> _Information supplied_:
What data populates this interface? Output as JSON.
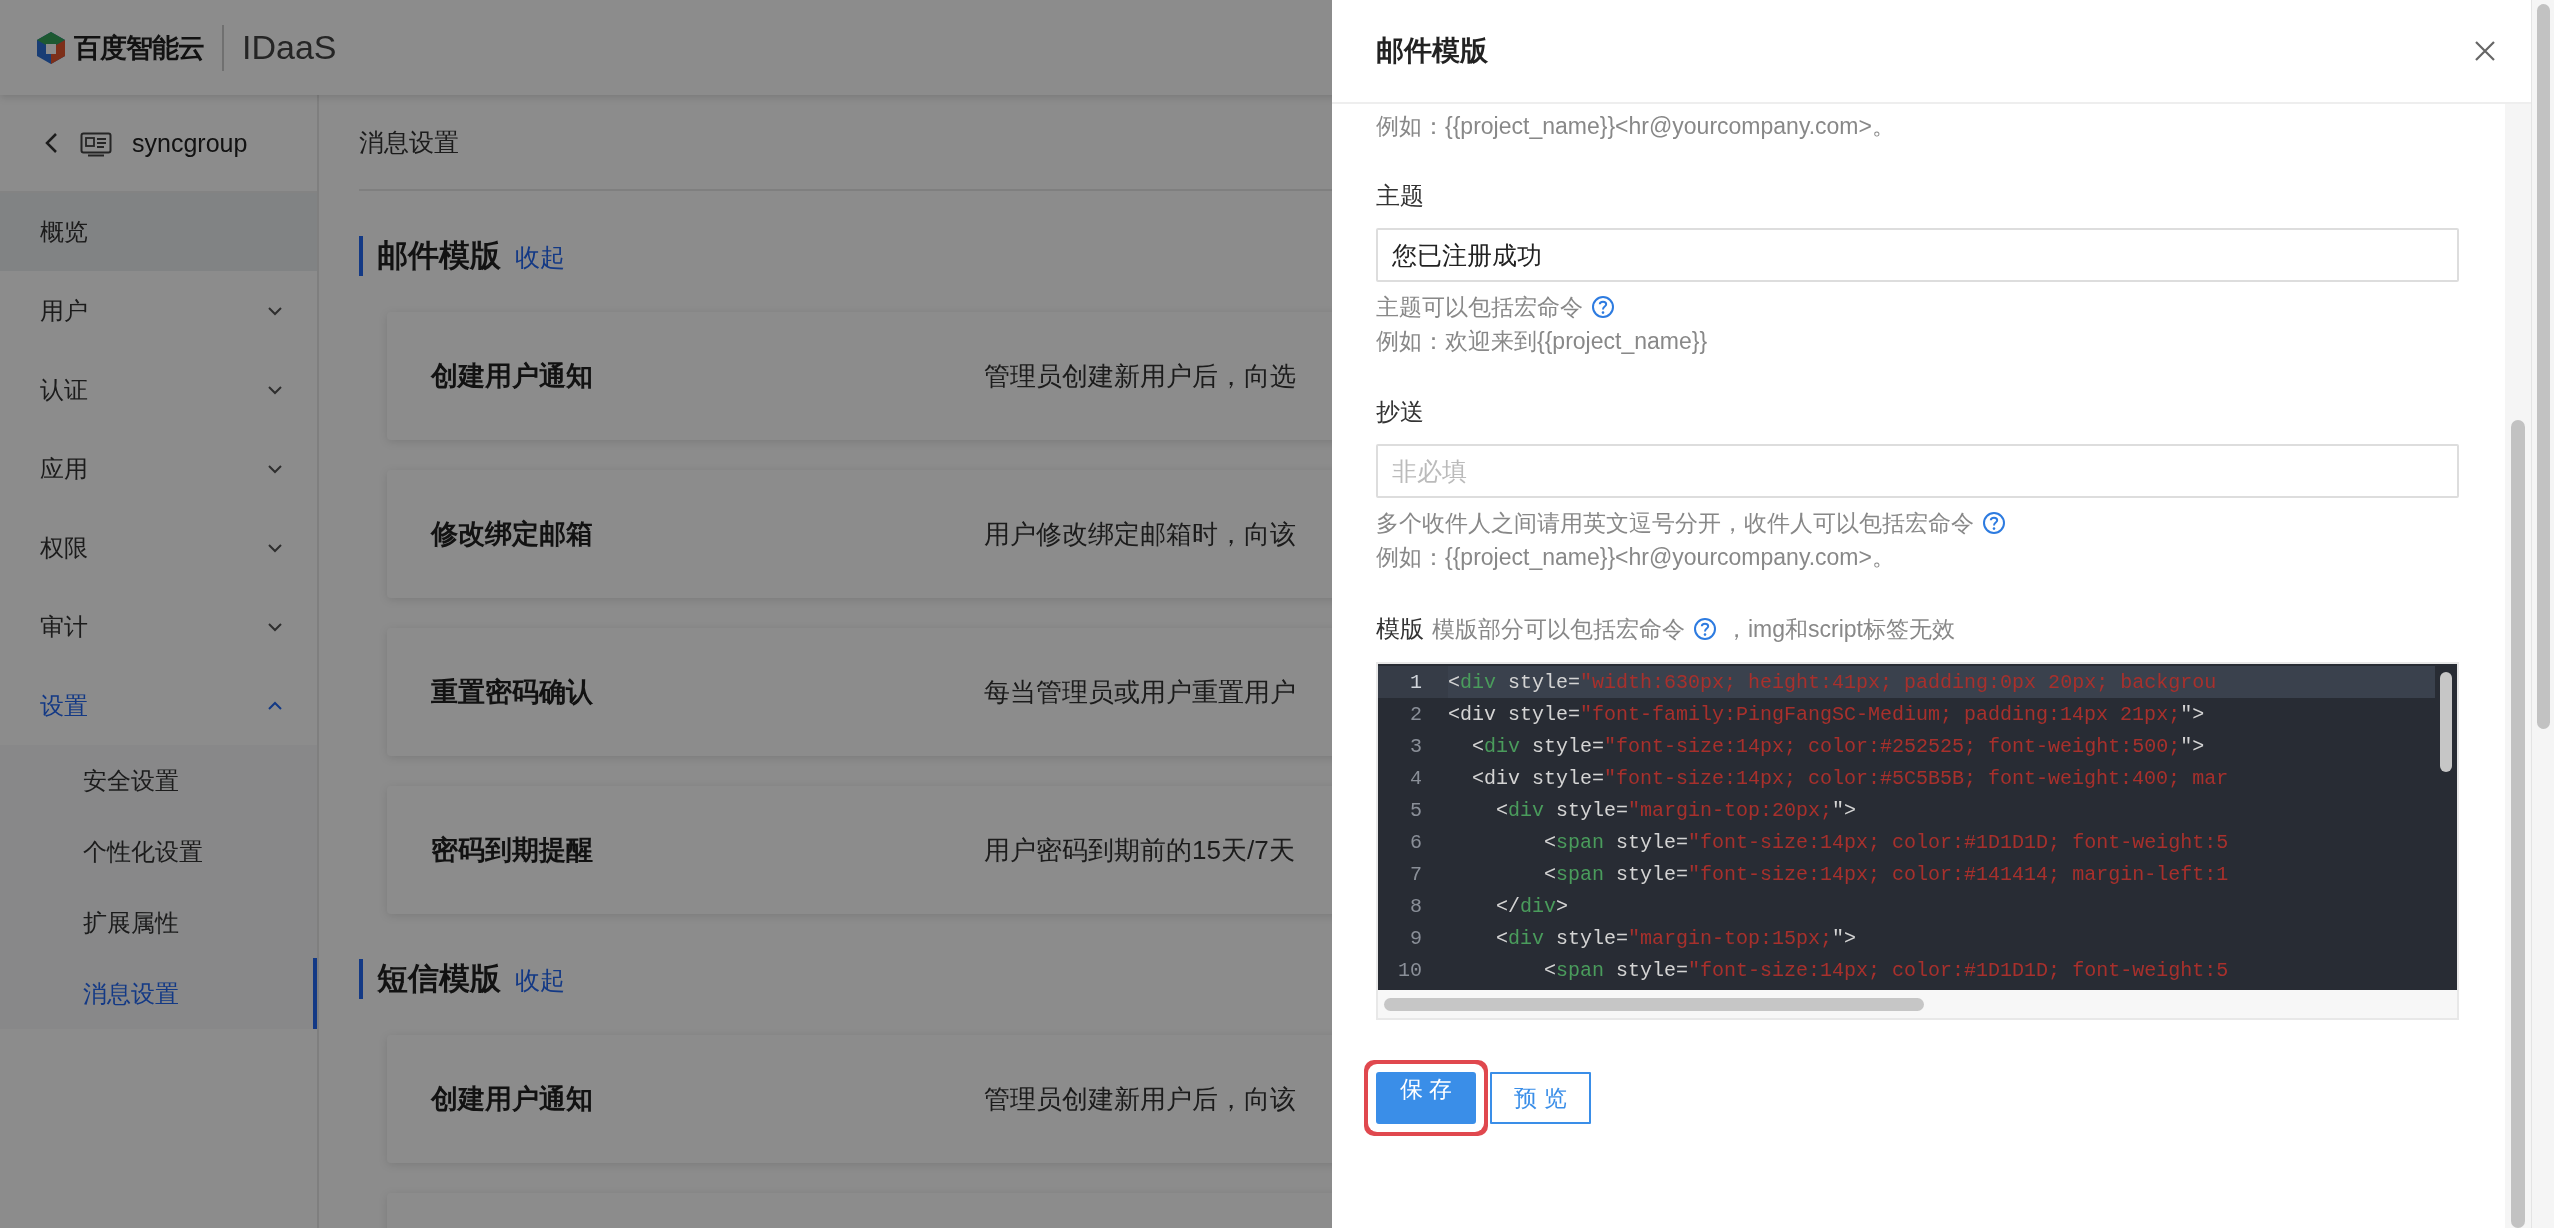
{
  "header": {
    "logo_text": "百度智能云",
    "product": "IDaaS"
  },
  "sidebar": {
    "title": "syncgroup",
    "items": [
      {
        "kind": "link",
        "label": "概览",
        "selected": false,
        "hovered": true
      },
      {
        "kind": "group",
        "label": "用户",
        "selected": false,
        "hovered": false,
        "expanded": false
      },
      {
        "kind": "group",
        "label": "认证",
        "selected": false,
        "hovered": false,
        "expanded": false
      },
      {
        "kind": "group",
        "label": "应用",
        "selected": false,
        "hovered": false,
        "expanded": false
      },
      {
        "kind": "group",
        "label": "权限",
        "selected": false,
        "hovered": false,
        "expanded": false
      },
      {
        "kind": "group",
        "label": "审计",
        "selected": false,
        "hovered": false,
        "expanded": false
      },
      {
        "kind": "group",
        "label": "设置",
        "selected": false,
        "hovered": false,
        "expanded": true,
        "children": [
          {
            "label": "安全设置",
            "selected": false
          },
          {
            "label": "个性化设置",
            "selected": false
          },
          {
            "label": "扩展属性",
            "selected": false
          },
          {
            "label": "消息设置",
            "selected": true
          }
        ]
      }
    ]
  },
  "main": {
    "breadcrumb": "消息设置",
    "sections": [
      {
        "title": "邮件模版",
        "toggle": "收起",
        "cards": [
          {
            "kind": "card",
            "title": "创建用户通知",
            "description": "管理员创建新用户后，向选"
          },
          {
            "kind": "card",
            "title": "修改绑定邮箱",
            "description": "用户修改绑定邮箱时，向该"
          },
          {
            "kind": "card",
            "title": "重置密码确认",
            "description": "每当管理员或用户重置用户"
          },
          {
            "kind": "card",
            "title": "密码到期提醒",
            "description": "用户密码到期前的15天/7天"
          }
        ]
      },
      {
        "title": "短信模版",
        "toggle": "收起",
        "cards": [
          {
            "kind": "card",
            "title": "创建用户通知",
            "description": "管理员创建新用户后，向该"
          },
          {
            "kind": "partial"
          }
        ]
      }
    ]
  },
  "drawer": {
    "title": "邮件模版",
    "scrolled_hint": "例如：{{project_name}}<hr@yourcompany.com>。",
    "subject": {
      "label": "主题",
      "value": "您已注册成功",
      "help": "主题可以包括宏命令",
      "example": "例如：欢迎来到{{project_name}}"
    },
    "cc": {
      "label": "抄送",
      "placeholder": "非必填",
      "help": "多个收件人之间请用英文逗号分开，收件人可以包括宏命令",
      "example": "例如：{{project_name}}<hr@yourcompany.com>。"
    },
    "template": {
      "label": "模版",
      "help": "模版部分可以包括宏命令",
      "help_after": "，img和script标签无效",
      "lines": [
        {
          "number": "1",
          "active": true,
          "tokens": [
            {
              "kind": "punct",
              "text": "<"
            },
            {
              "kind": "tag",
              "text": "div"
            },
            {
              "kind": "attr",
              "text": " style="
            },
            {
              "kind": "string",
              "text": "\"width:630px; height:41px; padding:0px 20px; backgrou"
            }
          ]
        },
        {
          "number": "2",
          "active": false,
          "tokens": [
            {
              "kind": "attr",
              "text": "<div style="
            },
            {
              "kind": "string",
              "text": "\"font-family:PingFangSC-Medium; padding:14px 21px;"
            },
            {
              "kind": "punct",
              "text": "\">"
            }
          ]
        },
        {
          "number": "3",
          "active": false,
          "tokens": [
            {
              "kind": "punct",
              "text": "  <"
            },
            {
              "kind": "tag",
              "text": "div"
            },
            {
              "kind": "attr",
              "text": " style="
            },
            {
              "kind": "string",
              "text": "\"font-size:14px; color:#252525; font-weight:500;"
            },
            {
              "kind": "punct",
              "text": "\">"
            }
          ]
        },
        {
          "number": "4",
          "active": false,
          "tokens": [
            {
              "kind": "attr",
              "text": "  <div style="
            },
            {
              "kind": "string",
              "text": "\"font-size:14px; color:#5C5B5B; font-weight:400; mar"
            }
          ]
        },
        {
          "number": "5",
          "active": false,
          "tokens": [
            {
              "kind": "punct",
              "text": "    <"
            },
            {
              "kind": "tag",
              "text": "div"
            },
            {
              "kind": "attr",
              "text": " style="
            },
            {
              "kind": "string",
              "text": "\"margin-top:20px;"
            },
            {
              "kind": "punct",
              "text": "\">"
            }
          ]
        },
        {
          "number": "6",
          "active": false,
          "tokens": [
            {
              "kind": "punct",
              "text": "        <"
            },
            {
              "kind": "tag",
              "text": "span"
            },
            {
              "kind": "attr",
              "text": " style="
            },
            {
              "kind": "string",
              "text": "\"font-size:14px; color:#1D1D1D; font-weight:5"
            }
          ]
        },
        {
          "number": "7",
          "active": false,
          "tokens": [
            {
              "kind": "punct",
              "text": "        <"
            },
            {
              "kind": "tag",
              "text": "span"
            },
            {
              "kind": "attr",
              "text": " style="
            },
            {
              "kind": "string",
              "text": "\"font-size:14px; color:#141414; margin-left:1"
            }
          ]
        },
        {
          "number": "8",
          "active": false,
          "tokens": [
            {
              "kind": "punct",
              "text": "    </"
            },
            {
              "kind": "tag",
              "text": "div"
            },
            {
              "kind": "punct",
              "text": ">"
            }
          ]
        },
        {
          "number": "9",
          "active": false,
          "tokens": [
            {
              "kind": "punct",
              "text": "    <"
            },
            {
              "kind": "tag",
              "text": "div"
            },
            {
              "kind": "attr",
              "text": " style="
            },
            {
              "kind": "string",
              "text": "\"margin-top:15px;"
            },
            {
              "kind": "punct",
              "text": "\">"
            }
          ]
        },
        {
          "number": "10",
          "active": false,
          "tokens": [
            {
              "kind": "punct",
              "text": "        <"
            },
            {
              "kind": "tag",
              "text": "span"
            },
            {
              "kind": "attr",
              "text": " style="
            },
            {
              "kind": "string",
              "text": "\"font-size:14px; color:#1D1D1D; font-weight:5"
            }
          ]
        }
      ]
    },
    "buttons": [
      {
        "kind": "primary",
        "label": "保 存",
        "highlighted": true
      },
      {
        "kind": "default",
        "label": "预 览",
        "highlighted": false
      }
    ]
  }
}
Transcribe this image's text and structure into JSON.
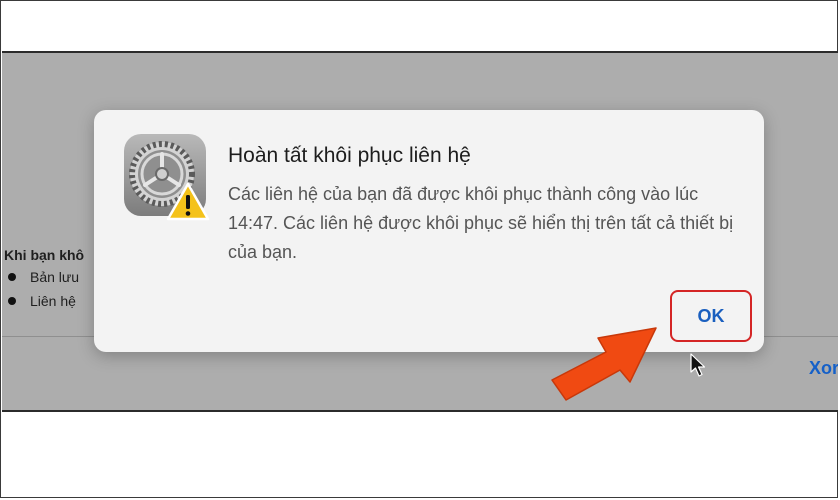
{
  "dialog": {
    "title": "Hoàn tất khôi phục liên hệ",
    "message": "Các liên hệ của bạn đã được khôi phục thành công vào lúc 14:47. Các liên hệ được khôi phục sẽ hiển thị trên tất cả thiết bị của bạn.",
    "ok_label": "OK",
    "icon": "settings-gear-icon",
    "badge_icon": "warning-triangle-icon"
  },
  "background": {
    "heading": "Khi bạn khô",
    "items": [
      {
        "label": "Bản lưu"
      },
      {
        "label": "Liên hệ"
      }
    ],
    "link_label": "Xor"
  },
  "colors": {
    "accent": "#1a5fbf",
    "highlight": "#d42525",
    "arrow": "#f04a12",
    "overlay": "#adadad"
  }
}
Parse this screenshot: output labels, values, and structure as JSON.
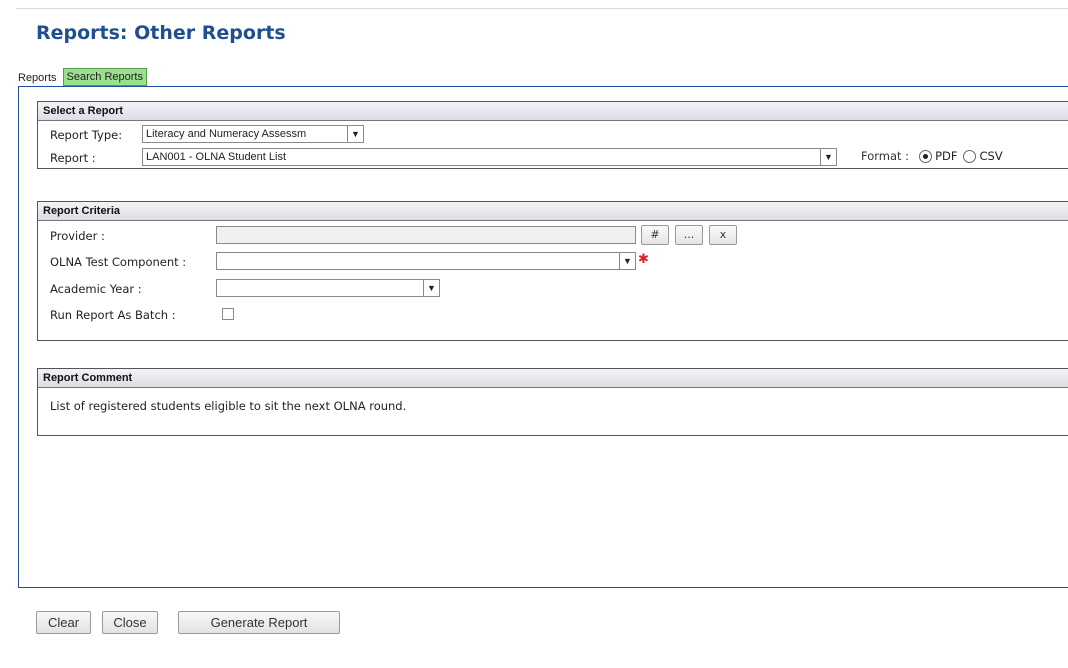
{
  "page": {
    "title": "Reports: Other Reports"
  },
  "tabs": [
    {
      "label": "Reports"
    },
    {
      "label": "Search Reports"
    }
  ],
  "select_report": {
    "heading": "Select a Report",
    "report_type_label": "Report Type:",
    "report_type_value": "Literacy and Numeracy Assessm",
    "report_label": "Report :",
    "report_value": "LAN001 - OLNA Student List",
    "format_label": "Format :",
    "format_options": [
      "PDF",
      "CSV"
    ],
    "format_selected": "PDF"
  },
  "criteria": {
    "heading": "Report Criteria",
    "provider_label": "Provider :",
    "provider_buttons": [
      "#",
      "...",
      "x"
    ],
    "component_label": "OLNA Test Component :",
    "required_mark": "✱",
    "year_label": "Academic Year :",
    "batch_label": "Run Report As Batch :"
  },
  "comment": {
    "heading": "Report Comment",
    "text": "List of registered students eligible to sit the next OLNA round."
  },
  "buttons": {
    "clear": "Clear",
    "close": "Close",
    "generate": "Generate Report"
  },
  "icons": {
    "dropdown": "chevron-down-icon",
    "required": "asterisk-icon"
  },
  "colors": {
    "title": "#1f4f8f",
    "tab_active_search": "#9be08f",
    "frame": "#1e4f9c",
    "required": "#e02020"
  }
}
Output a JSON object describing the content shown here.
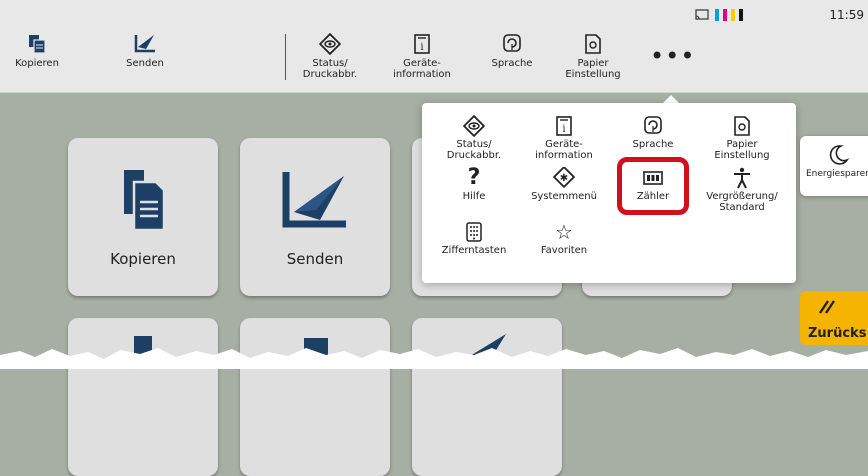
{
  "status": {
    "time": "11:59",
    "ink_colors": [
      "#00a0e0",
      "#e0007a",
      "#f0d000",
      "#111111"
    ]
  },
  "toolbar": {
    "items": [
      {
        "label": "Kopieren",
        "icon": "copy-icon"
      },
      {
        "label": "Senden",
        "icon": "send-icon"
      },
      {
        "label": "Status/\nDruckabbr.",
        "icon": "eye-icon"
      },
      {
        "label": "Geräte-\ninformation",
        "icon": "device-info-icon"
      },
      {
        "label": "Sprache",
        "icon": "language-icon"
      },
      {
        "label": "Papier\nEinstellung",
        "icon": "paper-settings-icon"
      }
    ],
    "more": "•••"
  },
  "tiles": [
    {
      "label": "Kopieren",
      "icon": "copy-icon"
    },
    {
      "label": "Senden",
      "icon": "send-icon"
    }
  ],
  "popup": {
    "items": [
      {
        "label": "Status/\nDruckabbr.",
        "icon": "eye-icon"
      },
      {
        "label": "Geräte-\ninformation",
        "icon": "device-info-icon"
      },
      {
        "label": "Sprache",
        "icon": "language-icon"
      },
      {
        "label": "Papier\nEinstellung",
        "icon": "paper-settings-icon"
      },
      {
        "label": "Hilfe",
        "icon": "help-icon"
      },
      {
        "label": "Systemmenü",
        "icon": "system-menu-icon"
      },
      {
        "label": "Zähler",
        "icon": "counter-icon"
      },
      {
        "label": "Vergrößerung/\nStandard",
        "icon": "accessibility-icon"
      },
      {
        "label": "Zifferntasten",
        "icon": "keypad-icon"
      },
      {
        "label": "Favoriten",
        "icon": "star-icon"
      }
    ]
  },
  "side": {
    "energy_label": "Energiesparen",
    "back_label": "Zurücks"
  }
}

> _Task directions_: Within the listing above, find every line containing the string "this" and return it.

> _Task answer_:
What data populates this interface? Output as JSON.
Transcribe this image's text and structure into JSON.
Parse this screenshot: output labels, values, and structure as JSON.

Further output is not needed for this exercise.